◆ Dataset records ◆
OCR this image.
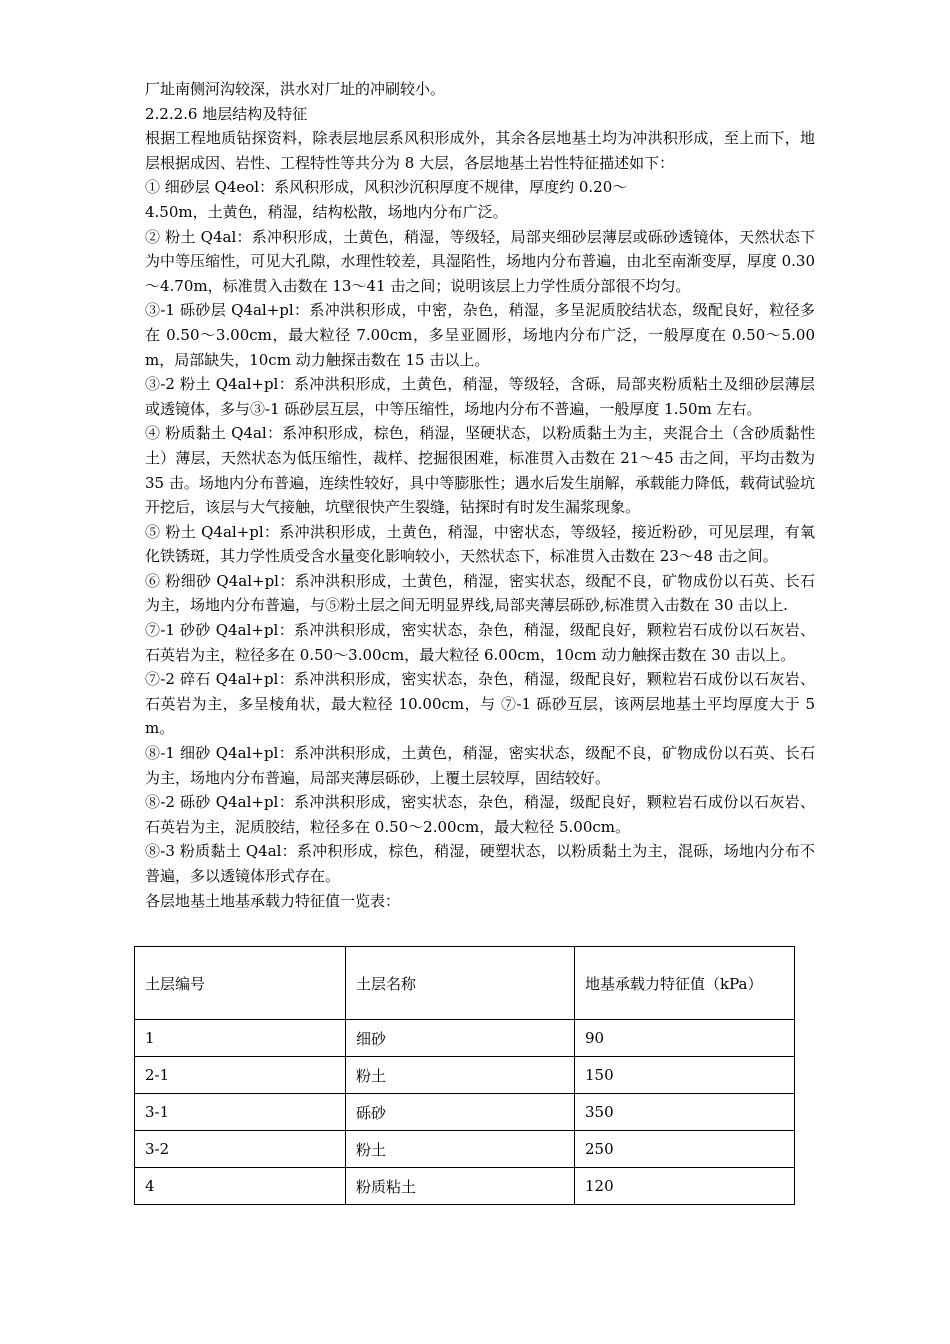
厂址南侧河沟较深，洪水对厂址的冲刷较小。

2.2.2.6 地层结构及特征

根据工程地质钻探资料，除表层地层系风积形成外，其余各层地基土均为冲洪积形成，至上而下，地层根据成因、岩性、工程特性等共分为 8 大层，各层地基土岩性特征描述如下：

① 细砂层 Q4eol：系风积形成，风积沙沉积厚度不规律，厚度约 0.20～

4.50m，土黄色，稍湿，结构松散，场地内分布广泛。

② 粉土 Q4al：系冲积形成，土黄色，稍湿，等级轻，局部夹细砂层薄层或砾砂透镜体，天然状态下为中等压缩性，可见大孔隙，水理性较差，具湿陷性，场地内分布普遍，由北至南渐变厚，厚度 0.30～4.70m，标准贯入击数在 13～41 击之间；说明该层上力学性质分部很不均匀。

③-1 砾砂层 Q4al+pl：系冲洪积形成，中密，杂色，稍湿，多呈泥质胶结状态，级配良好，粒径多在 0.50～3.00cm，最大粒径 7.00cm，多呈亚圆形，场地内分布广泛，一般厚度在 0.50～5.00m，局部缺失，10cm 动力触探击数在 15 击以上。

③-2 粉土 Q4al+pl：系冲洪积形成，土黄色，稍湿，等级轻，含砾，局部夹粉质粘土及细砂层薄层或透镜体，多与③-1 砾砂层互层，中等压缩性，场地内分布不普遍，一般厚度 1.50m 左右。

④ 粉质黏土 Q4al：系冲积形成，棕色，稍湿，坚硬状态，以粉质黏土为主，夹混合土（含砂质黏性土）薄层，天然状态为低压缩性，裁样、挖掘很困难，标准贯入击数在 21～45 击之间，平均击数为 35 击。场地内分布普遍，连续性较好，具中等膨胀性；遇水后发生崩解，承载能力降低，载荷试验坑开挖后，该层与大气接触，坑壁很快产生裂缝，钻探时有时发生漏浆现象。

⑤ 粉土 Q4al+pl：系冲洪积形成，土黄色，稍湿，中密状态，等级轻，接近粉砂，可见层理，有氧化铁锈斑，其力学性质受含水量变化影响较小，天然状态下，标准贯入击数在 23～48 击之间。

⑥ 粉细砂 Q4al+pl：系冲洪积形成，土黄色，稍湿，密实状态，级配不良，矿物成份以石英、长石为主，场地内分布普遍，与⑤粉土层之间无明显界线,局部夹薄层砾砂,标准贯入击数在 30 击以上.

⑦-1 砂砂 Q4al+pl：系冲洪积形成，密实状态，杂色，稍湿，级配良好，颗粒岩石成份以石灰岩、石英岩为主，粒径多在 0.50～3.00cm，最大粒径 6.00cm，10cm 动力触探击数在 30 击以上。

⑦-2 碎石 Q4al+pl：系冲洪积形成，密实状态，杂色，稍湿，级配良好，颗粒岩石成份以石灰岩、石英岩为主，多呈棱角状，最大粒径 10.00cm，与 ⑦-1 砾砂互层，该两层地基土平均厚度大于 5m。

⑧-1 细砂 Q4al+pl：系冲洪积形成，土黄色，稍湿，密实状态，级配不良，矿物成份以石英、长石为主，场地内分布普遍，局部夹薄层砾砂，上覆土层较厚，固结较好。

⑧-2 砾砂 Q4al+pl：系冲洪积形成，密实状态，杂色，稍湿，级配良好，颗粒岩石成份以石灰岩、石英岩为主，泥质胶结，粒径多在 0.50～2.00cm，最大粒径 5.00cm。

⑧-3 粉质黏土 Q4al：系冲积形成，棕色，稍湿，硬塑状态，以粉质黏土为主，混砾，场地内分布不普遍，多以透镜体形式存在。

各层地基土地基承载力特征值一览表：

土层编号	土层名称	地基承载力特征值（kPa）
1	细砂	90
2-1	粉土	150
3-1	砾砂	350
3-2	粉土	250
4	粉质粘土	120
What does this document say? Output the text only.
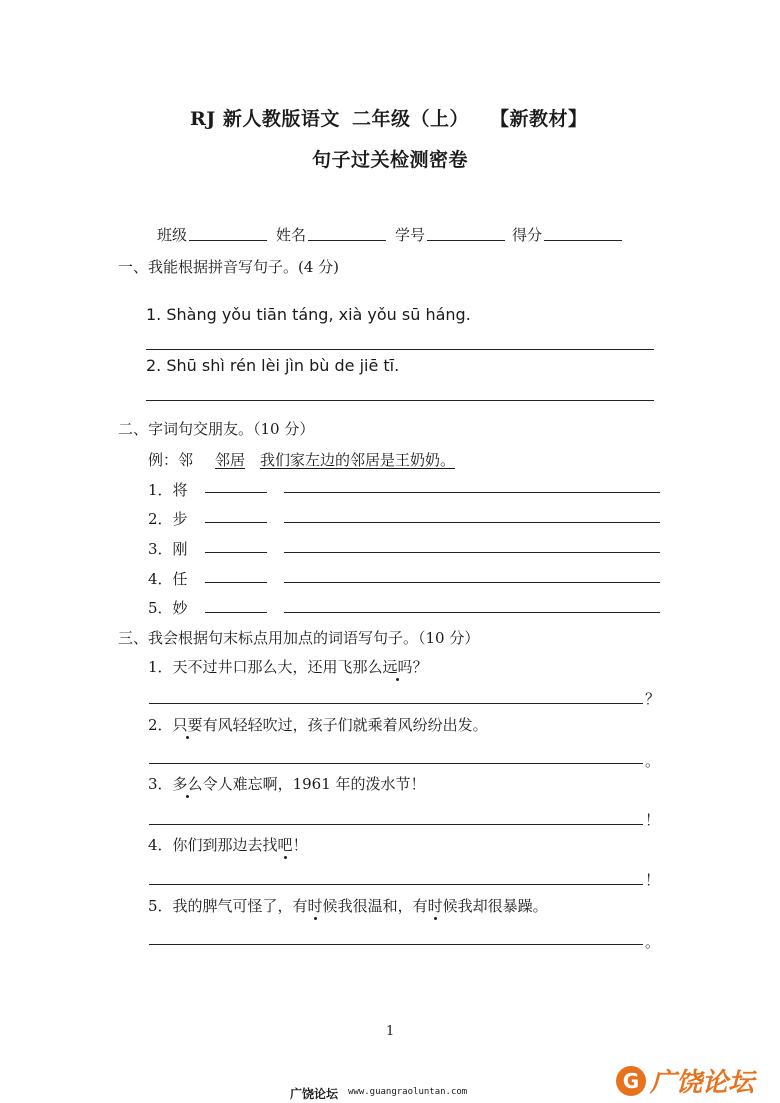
RJ 新人教版语文 二年级（上） 【新教材】
句子过关检测密卷
班级	姓名	学号	得分
一、我能根据拼音写句子。(4 分)
1. Shàng yǒu tiān táng, xià yǒu sū háng.
2. Shū shì rén lèi jìn bù de jiē tī.
二、字词句交朋友。（10 分）
例：邻 邻居 我们家左边的邻居是王奶奶。
1．将
2．步
3．刚
4．任
5．妙
三、我会根据句末标点用加点的词语写句子。（10 分）
1．天不过井口那么大，还用飞那么远吗？
？
2．只要有风轻轻吹过，孩子们就乘着风纷纷出发。
。
3．多么令人难忘啊，1961 年的泼水节！
！
4．你们到那边去找吧！
！
5．我的脾气可怪了，有时候我很温和，有时候我却很暴躁。
。
1
广饶论坛 www.guangraoluntan.com	G 广饶论坛
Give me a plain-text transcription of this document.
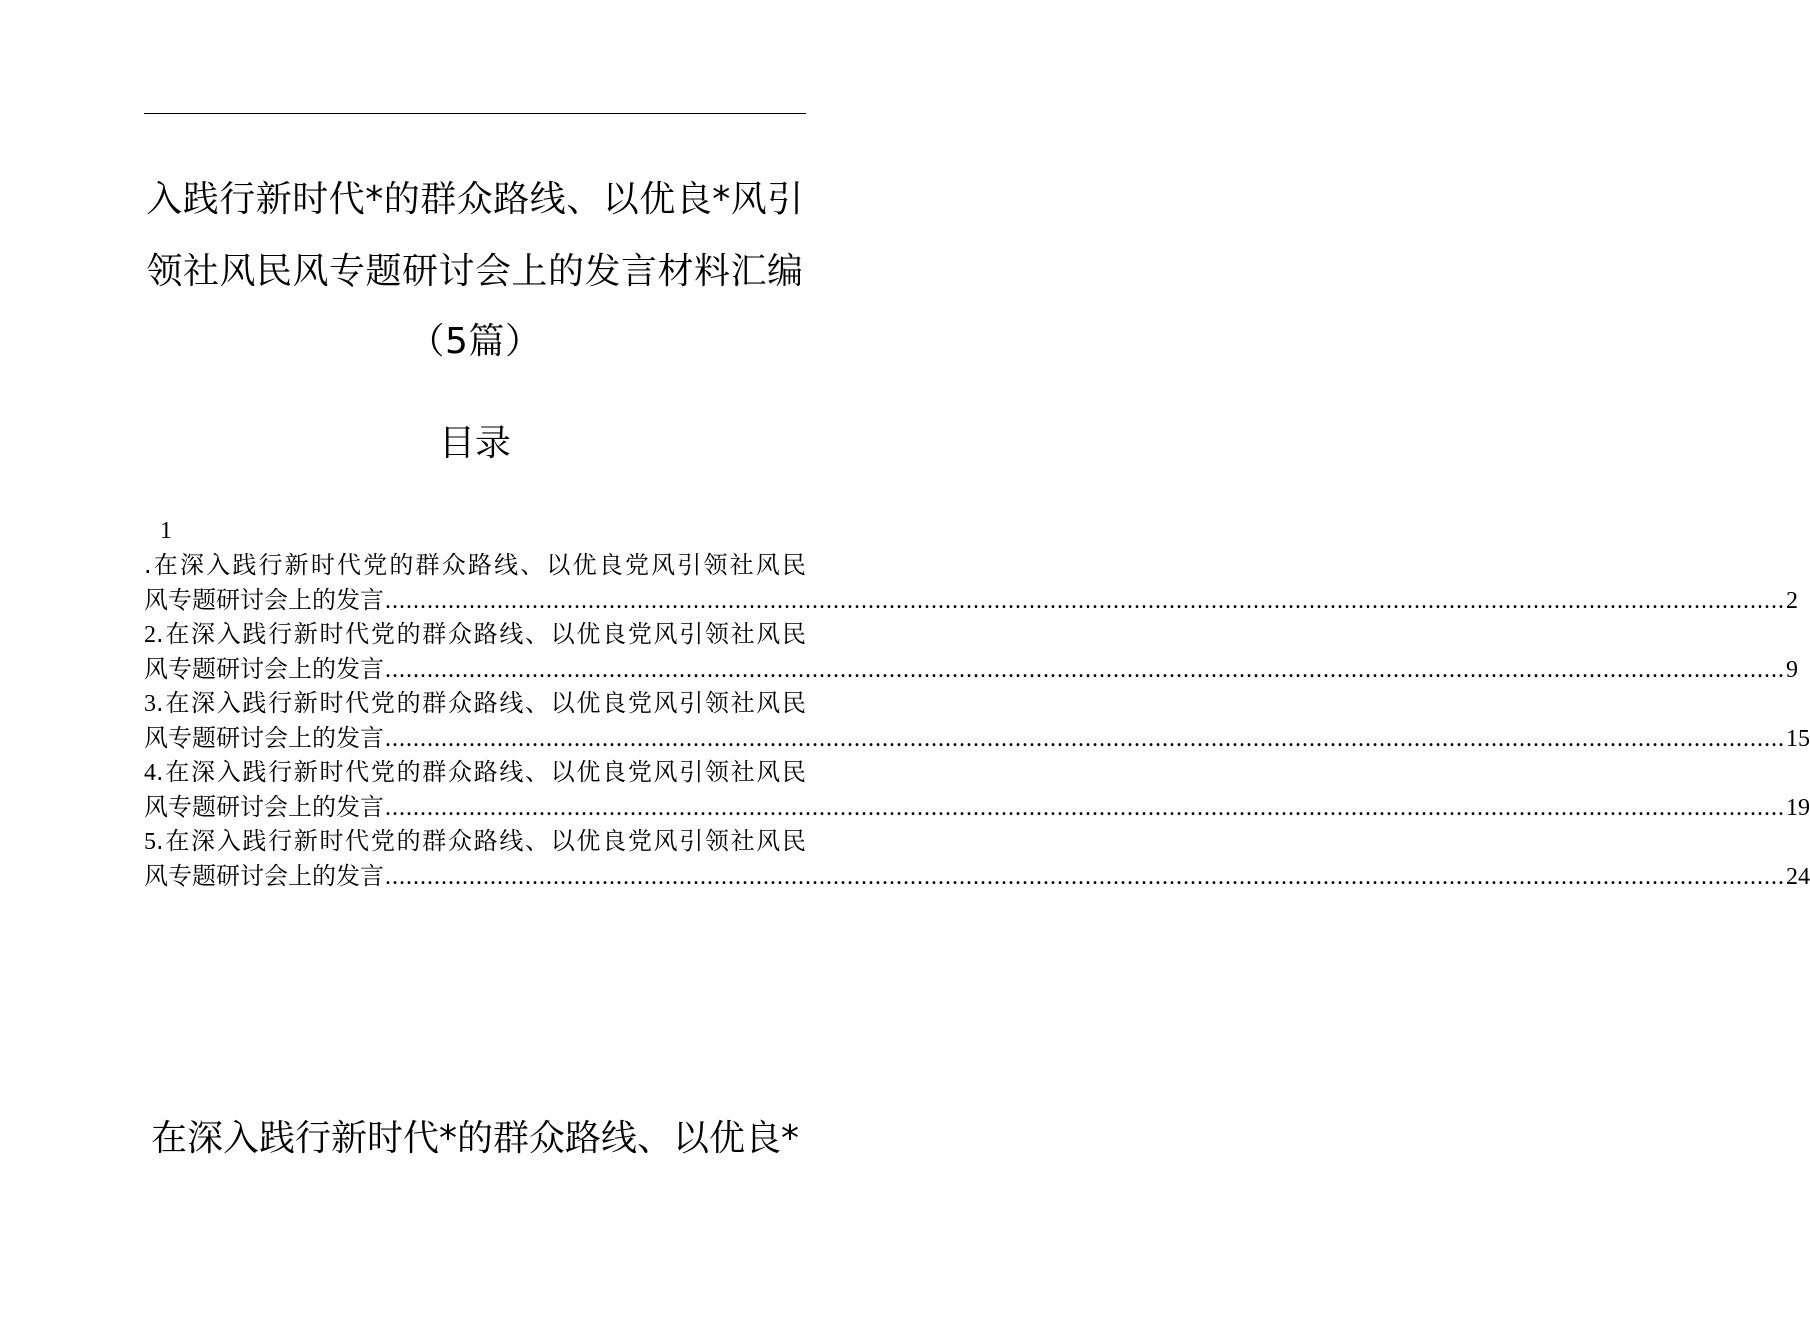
入践行新时代*的群众路线、以优良*风引
领社风民风专题研讨会上的发言材料汇编
（5篇）
目录
1
.在深入践行新时代党的群众路线、以优良党风引领社风民
风专题研讨会上的发言 ........................................................................................................................................................................................................ 2
2.在深入践行新时代党的群众路线、以优良党风引领社风民
风专题研讨会上的发言 ........................................................................................................................................................................................................ 9
3.在深入践行新时代党的群众路线、以优良党风引领社风民
风专题研讨会上的发言 ........................................................................................................................................................................................................ 15
4.在深入践行新时代党的群众路线、以优良党风引领社风民
风专题研讨会上的发言 ........................................................................................................................................................................................................ 19
5.在深入践行新时代党的群众路线、以优良党风引领社风民
风专题研讨会上的发言 ........................................................................................................................................................................................................ 24
在深入践行新时代*的群众路线、以优良*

◆ Directions for this task ◆
Copy all the lines above that hold the string "粉质黏土".

◆ Solution for this problem ◆
④ 粉质黏土 Q4al：系冲积形成，棕色，稍湿，坚硬状态，以粉质黏土为主，夹混合土（含砂质黏性土）薄层，天然状态为低压缩性，裁样、挖掘很困难，标准贯入击数在 21～45 击之间，平均击数为 35 击。场地内分布普遍，连续性较好，具中等膨胀性；遇水后发生崩解，承载能力降低，载荷试验坑开挖后，该层与大气接触，坑壁很快产生裂缝，钻探时有时发生漏浆现象。
⑧-3 粉质黏土 Q4al：系冲积形成，棕色，稍湿，硬塑状态，以粉质黏土为主，混砾，场地内分布不普遍，多以透镜体形式存在。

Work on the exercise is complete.